== SELECTED EXCERPT ==

The Kenkokukai (建国会) (National Foundation Society) was a Japanese secret society founded in April 1926. It was formed by the Nazi sympathizer Motoyuki Takabatake (高畠素之) along with Nagoya Anarchists Shinkichi Uesugi (上杉慎吉) and Bin Akao (赤尾敏). It proclaimed its object to be "the creation of a genuine people's state based on unanimity between the people and the emperor".

Goals 
Its state socialist programme included the demand for "the state control of the life of the people in order that among Japanese people there should not be a single unfortunate nor unfully-franchised individual". The organisation embraced Pan-Asianism declaring "The Japanese people standing at the head of the coloured people, will bring the world a new civilization." It was at one time in favour of universal suffrage.

===
== EXTRACTED ENTRIES ==

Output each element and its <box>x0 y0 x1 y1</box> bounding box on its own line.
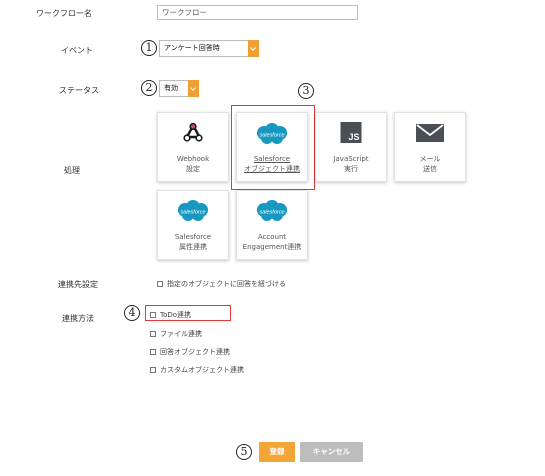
mail-card[interactable]: メール 送信 <box>394 112 466 182</box>
webhook-card-subtitle: 設定 <box>186 164 200 173</box>
javascript-icon: JS <box>340 122 362 143</box>
marker-3: 3 <box>298 83 314 99</box>
link-destination-option: 指定のオブジェクトに回答を紐づける <box>167 280 286 288</box>
link-method-option-file[interactable]: ファイル連携 <box>150 329 202 339</box>
link-destination-label: 連携先設定 <box>58 280 98 289</box>
account-engagement-card-subtitle: Engagement連携 <box>242 242 302 251</box>
register-button[interactable]: 登録 <box>259 442 295 462</box>
workflow-name-input[interactable]: ワークフロー <box>157 5 358 20</box>
marker-5: 5 <box>236 444 252 460</box>
cancel-button[interactable]: キャンセル <box>300 442 363 462</box>
webhook-icon <box>182 122 204 144</box>
processing-label: 処理 <box>64 166 80 175</box>
chevron-down-icon <box>188 80 199 97</box>
marker-2: 2 <box>141 80 157 96</box>
event-select-value: アンケート回答時 <box>164 44 220 52</box>
marker-1: 1 <box>141 40 157 56</box>
status-select-value: 有効 <box>164 84 178 92</box>
event-select[interactable]: アンケート回答時 <box>159 40 259 57</box>
salesforce-icon: salesforce <box>253 199 291 227</box>
webhook-card[interactable]: Webhook 設定 <box>157 112 229 182</box>
checkbox[interactable] <box>150 366 156 373</box>
mail-card-title: メール <box>419 155 441 163</box>
option-label: ToDo連携 <box>160 311 192 319</box>
salesforce-logo-text: salesforce <box>180 210 205 216</box>
account-engagement-card-title: Account <box>257 233 287 241</box>
checkbox[interactable] <box>150 311 156 318</box>
account-engagement-card[interactable]: salesforce Account Engagement連携 <box>236 190 308 260</box>
marker-4: 4 <box>124 305 140 321</box>
webhook-card-title: Webhook <box>176 155 210 163</box>
javascript-card-subtitle: 実行 <box>344 164 358 173</box>
link-method-option-todo[interactable]: ToDo連携 <box>150 310 191 320</box>
event-label: イベント <box>61 46 93 55</box>
workflow-name-label: ワークフロー名 <box>36 9 92 18</box>
option-label: カスタムオブジェクト連携 <box>160 366 244 374</box>
salesforce-attribute-card[interactable]: salesforce Salesforce 属性連携 <box>157 190 229 260</box>
salesforce-attribute-card-title: Salesforce <box>174 233 212 241</box>
mail-card-subtitle: 送信 <box>423 164 437 173</box>
option-label: ファイル連携 <box>160 330 202 338</box>
status-label: ステータス <box>59 86 99 95</box>
checkbox[interactable] <box>150 330 156 337</box>
link-destination-checkbox-row[interactable]: 指定のオブジェクトに回答を紐づける <box>157 279 286 289</box>
link-method-label: 連携方法 <box>62 314 94 323</box>
chevron-down-icon <box>248 40 259 57</box>
checkbox[interactable] <box>150 348 156 355</box>
highlight-box-salesforce-object <box>231 105 315 190</box>
salesforce-icon: salesforce <box>174 199 212 227</box>
checkbox[interactable] <box>157 280 163 287</box>
mail-icon <box>416 124 444 142</box>
option-label: 回答オブジェクト連携 <box>160 348 230 356</box>
salesforce-attribute-card-subtitle: 属性連携 <box>179 242 207 251</box>
link-method-option-answer-object[interactable]: 回答オブジェクト連携 <box>150 347 230 357</box>
javascript-card[interactable]: JS JavaScript 実行 <box>315 112 387 182</box>
status-select[interactable]: 有効 <box>159 80 199 97</box>
javascript-card-title: JavaScript <box>333 155 369 163</box>
javascript-logo-text: JS <box>348 132 360 142</box>
link-method-option-custom-object[interactable]: カスタムオブジェクト連携 <box>150 365 244 375</box>
salesforce-logo-text: salesforce <box>259 210 284 216</box>
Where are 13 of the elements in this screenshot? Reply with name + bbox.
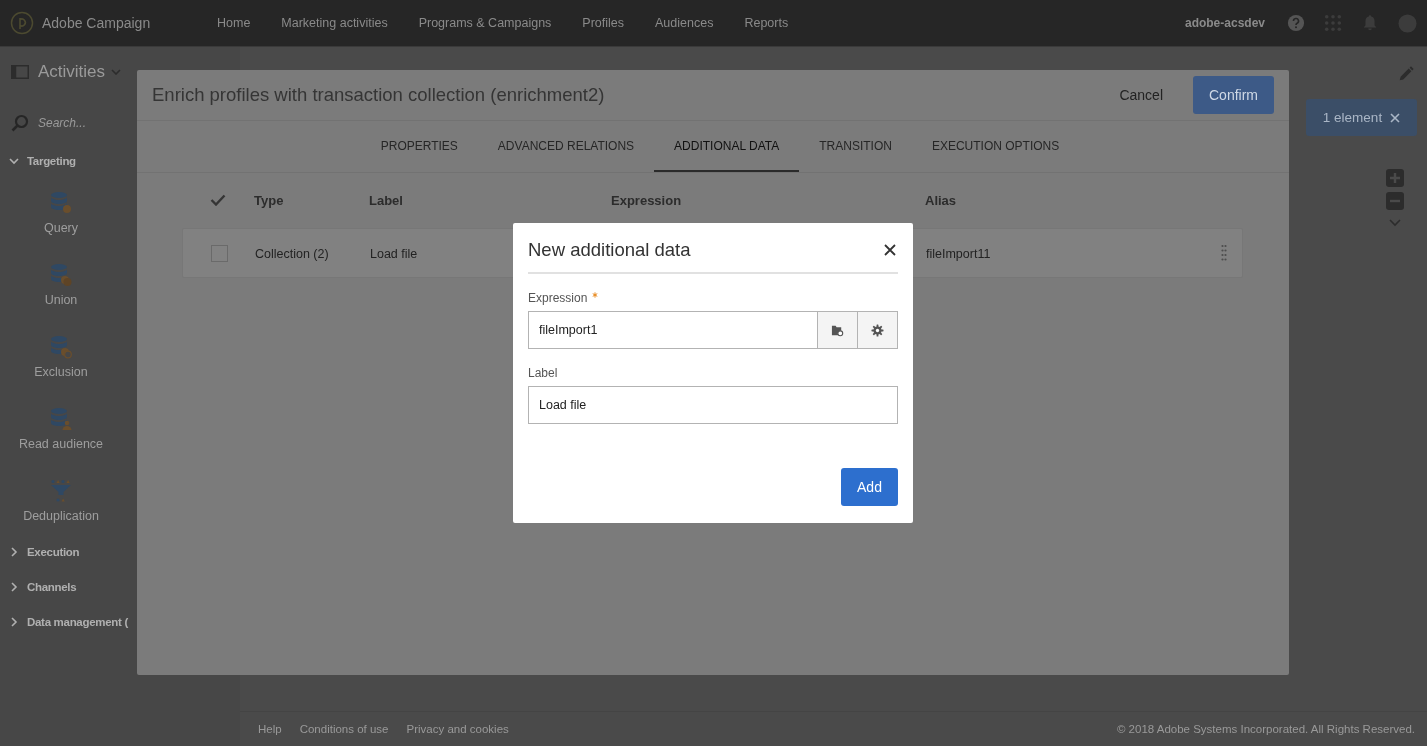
table-cell: Load file [370,247,418,261]
column-header: Expression [611,193,682,208]
app-name: Adobe Campaign [42,15,151,31]
table-cell: fileImport11 [926,247,991,261]
dialog-title: Enrich profiles with transaction collection (enrichment2) [152,84,605,106]
column-header: Label [369,193,403,208]
modal-title: New additional data [528,238,691,261]
field-label: Label [528,366,558,380]
field-label: Expression [528,291,588,305]
table-cell: Collection (2) [255,247,329,261]
copyright-text: © 2018 Adobe Systems Incorporated. All Rights Reserved. [1116,723,1415,735]
column-header: Type [254,193,284,208]
column-header: Alias [925,193,957,208]
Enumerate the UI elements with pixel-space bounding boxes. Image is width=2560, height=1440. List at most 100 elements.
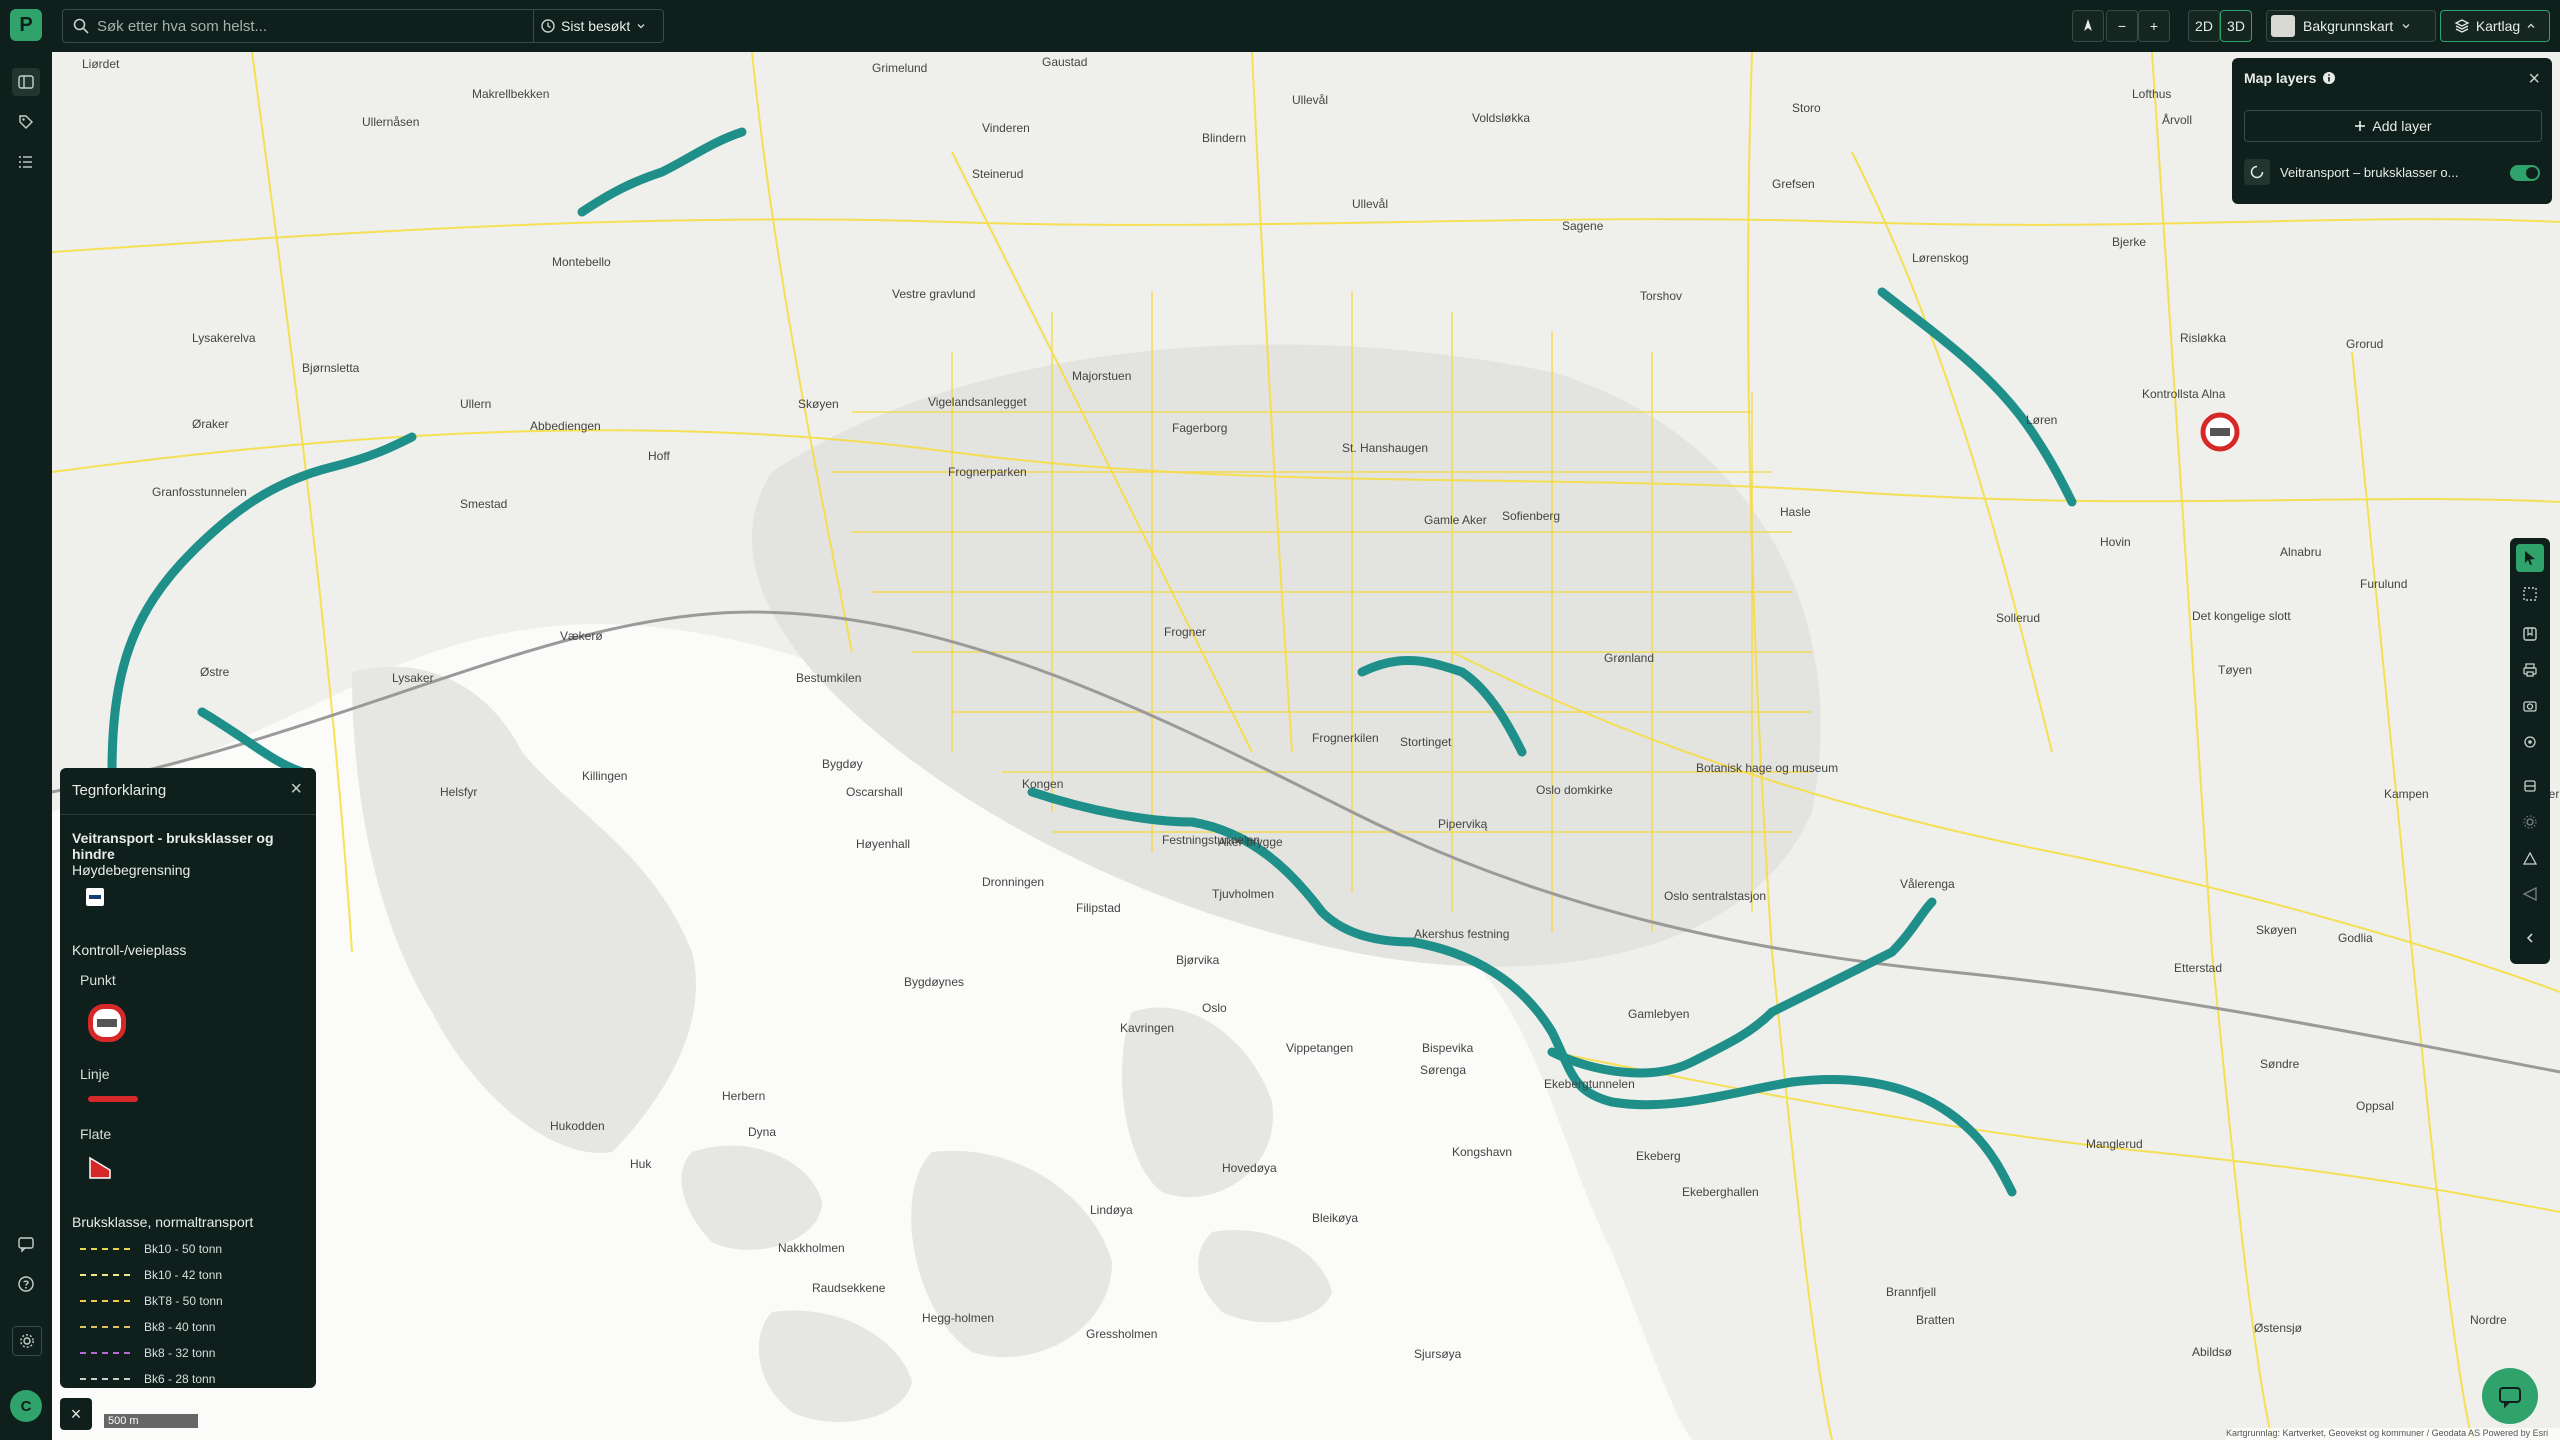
map-label: Lysakerelva [192,331,256,345]
map-label: Steinerud [972,167,1023,181]
layer-visibility-toggle[interactable] [2510,165,2540,181]
compass-button[interactable] [2072,10,2104,42]
zoom-out-button[interactable]: − [2106,10,2138,42]
tag-icon[interactable] [12,108,40,136]
print-icon[interactable] [2516,656,2544,684]
close-legend-button[interactable]: × [60,1398,92,1430]
add-layer-button[interactable]: Add layer [2244,110,2542,142]
map-label: Stortinget [1400,735,1452,749]
map-label: Oslo [1202,1001,1227,1015]
map-label: Ekeberg [1636,1149,1681,1163]
map-label: Piperviką [1438,817,1488,831]
map-label: Hegg-holmen [922,1311,994,1325]
legend-line: Linje [80,1066,110,1082]
map-label: Sofienberg [1502,509,1560,523]
search-box[interactable]: Søk etter hva som helst... Sist besøkt [62,9,664,43]
close-icon[interactable]: × [2528,68,2540,91]
legend-class-label: BkT8 - 50 tonn [144,1294,223,1308]
chevron-down-icon [2401,21,2411,31]
legend-panel: Tegnforklaring × Veitransport - brukskla… [60,768,316,1388]
map-label: Bratten [1916,1313,1955,1327]
map-icon[interactable] [12,68,40,96]
bookmark-icon[interactable] [2516,620,2544,648]
legend-class-row: Bk6 - 28 tonn [80,1372,215,1386]
layers-dropdown[interactable]: Kartlag [2440,10,2550,42]
map-label: Kongen [1022,777,1063,791]
legend-class-label: Bk6 - 28 tonn [144,1372,216,1386]
map-label: Det kongelige slott [2192,609,2291,623]
map-label: Ekebergtunnelen [1544,1077,1635,1091]
map-label: Majorstuen [1072,369,1131,383]
compass-icon [2082,18,2094,34]
settings-icon[interactable] [12,1326,42,1356]
map-label: Frogner [1164,625,1206,639]
map-label: Killingen [582,769,627,783]
map-label: Oppsal [2356,1099,2394,1113]
layers-label: Kartlag [2475,18,2521,34]
layer-row[interactable]: Veitransport – bruksklasser o... [2244,158,2540,186]
measure-icon[interactable] [2516,844,2544,872]
map-canvas[interactable]: Liørdet Grimelund Gaustad Ullevål Voldsl… [52,52,2560,1440]
pointer-tool-icon[interactable] [2516,544,2544,572]
map-label: Bestumkilen [796,671,861,685]
control-area-icon [88,1156,112,1180]
map-label: Skøyen [798,397,839,411]
map-label: Manglerud [2086,1137,2143,1151]
view-2d-button[interactable]: 2D [2188,10,2220,42]
legend-area: Flate [80,1126,112,1142]
map-label: Ullern [460,397,491,411]
map-label: Bispevika [1422,1041,1474,1055]
camera-icon[interactable] [2516,692,2544,720]
map-label: Ekeberghallen [1682,1185,1759,1199]
close-icon[interactable]: × [290,778,302,801]
map-label: Bleikøya [1312,1211,1358,1225]
map-label: St. Hanshaugen [1342,441,1428,455]
chevron-left-icon[interactable] [2516,924,2544,952]
layers-stack-icon[interactable] [2516,772,2544,800]
locate-icon[interactable] [2516,728,2544,756]
map-label: Grimelund [872,61,927,75]
map-label: Bygdøy [822,757,863,771]
control-point-icon [88,1004,126,1042]
dash-swatch [80,1300,130,1302]
user-avatar[interactable]: C [10,1390,42,1422]
help-icon[interactable] [12,1270,40,1298]
map-label: Torshov [1640,289,1682,303]
legend-class-label: Bk8 - 32 tonn [144,1346,216,1360]
map-label: Ullevål [1352,197,1388,211]
search-divider [533,10,534,42]
map-label: Vestre gravlund [892,287,975,301]
chat-icon [2497,1383,2523,1409]
map-label: Sjursøya [1414,1347,1462,1361]
list-icon[interactable] [12,148,40,176]
view-3d-button[interactable]: 3D [2220,10,2252,42]
info-icon[interactable] [2322,71,2336,85]
navigate-icon[interactable] [2516,880,2544,908]
map-label: Storo [1792,101,1821,115]
dash-swatch [80,1352,130,1354]
map-label: Lofthus [2132,87,2171,101]
select-area-icon[interactable] [2516,580,2544,608]
search-input[interactable]: Søk etter hva som helst... [97,18,267,35]
app-logo[interactable]: P [10,9,42,41]
legend-class-row: Bk10 - 42 tonn [80,1268,222,1282]
legend-class-row: Bk10 - 50 tonn [80,1242,222,1256]
map-layers-panel: Map layers × Add layer Veitransport – br… [2232,58,2552,204]
scale-bar: 500 m [104,1414,198,1428]
layer-label: Veitransport – bruksklasser o... [2280,164,2459,180]
chat-button[interactable] [2482,1368,2538,1424]
sun-icon[interactable] [2516,808,2544,836]
background-map-dropdown[interactable]: Bakgrunnskart [2266,10,2436,42]
recent-dropdown[interactable]: Sist besøkt [541,10,646,42]
message-icon[interactable] [12,1230,40,1258]
map-label: Liørdet [82,57,120,71]
background-map-label: Bakgrunnskart [2303,18,2394,34]
zoom-in-button[interactable]: + [2138,10,2170,42]
map-label: Oscarshall [846,785,903,799]
map-label: Furulund [2360,577,2407,591]
map-label: Makrellbekken [472,87,549,101]
map-label: Dyna [748,1125,776,1139]
map-label: Herbern [722,1089,765,1103]
map-label: Bygdøynes [904,975,964,989]
map-label: Aker brygge [1218,835,1283,849]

===

STATED EXERCISE 1 » According to the Kenkokukai passage, in what month and year was the society founded?
STATED EXERCISE 2 » Update the rows from the line with "mail-card[interactable]: メール 送信" to the line with "marker-2: 2 <box>141 80 157 96</box>" by changing "cancel-button" to "close-button". Return only those lines.

EXERCISE SOLUTION 1 » April 1926

EXERCISE SOLUTION 2 »
mail-card[interactable]: メール 送信 <box>394 112 466 182</box>
webhook-card-subtitle: 設定 <box>186 164 200 173</box>
javascript-icon: JS <box>340 122 362 143</box>
marker-3: 3 <box>298 83 314 99</box>
link-destination-option: 指定のオブジェクトに回答を紐づける <box>167 280 286 288</box>
link-method-option-file[interactable]: ファイル連携 <box>150 329 202 339</box>
link-destination-label: 連携先設定 <box>58 280 98 289</box>
account-engagement-card-subtitle: Engagement連携 <box>242 242 302 251</box>
register-button[interactable]: 登録 <box>259 442 295 462</box>
workflow-name-input[interactable]: ワークフロー <box>157 5 358 20</box>
marker-5: 5 <box>236 444 252 460</box>
close-button[interactable]: キャンセル <box>300 442 363 462</box>
webhook-icon <box>182 122 204 144</box>
processing-label: 処理 <box>64 166 80 175</box>
chevron-down-icon <box>188 80 199 97</box>
marker-2: 2 <box>141 80 157 96</box>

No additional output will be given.